Your task:
Say how many lines include "name", with no words around the number.

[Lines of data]
--------------------------------------------------
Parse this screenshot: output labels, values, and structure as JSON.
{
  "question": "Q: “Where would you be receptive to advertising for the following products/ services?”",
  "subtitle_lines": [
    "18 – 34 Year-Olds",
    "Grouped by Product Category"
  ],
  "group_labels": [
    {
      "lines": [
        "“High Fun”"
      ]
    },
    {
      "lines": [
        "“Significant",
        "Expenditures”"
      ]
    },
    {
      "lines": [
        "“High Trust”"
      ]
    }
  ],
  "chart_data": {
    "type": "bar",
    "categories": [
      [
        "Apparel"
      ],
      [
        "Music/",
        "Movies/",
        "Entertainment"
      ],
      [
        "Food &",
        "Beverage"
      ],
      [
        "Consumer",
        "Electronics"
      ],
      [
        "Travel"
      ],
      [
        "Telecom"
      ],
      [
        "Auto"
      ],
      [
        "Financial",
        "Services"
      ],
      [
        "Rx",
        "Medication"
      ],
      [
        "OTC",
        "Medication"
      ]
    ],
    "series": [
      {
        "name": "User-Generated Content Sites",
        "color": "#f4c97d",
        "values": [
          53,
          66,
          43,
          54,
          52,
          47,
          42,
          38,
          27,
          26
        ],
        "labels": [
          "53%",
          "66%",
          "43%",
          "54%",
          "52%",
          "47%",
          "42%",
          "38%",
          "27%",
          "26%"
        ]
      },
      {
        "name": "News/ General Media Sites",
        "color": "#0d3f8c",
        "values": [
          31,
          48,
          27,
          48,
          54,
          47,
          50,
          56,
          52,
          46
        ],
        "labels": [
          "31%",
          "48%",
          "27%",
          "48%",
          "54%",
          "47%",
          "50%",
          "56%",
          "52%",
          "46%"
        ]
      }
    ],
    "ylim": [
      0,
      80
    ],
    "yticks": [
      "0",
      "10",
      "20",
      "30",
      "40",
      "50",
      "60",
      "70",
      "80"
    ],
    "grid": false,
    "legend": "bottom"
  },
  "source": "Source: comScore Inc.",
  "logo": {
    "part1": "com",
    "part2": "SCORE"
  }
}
--------------------------------------------------
Correct output:
2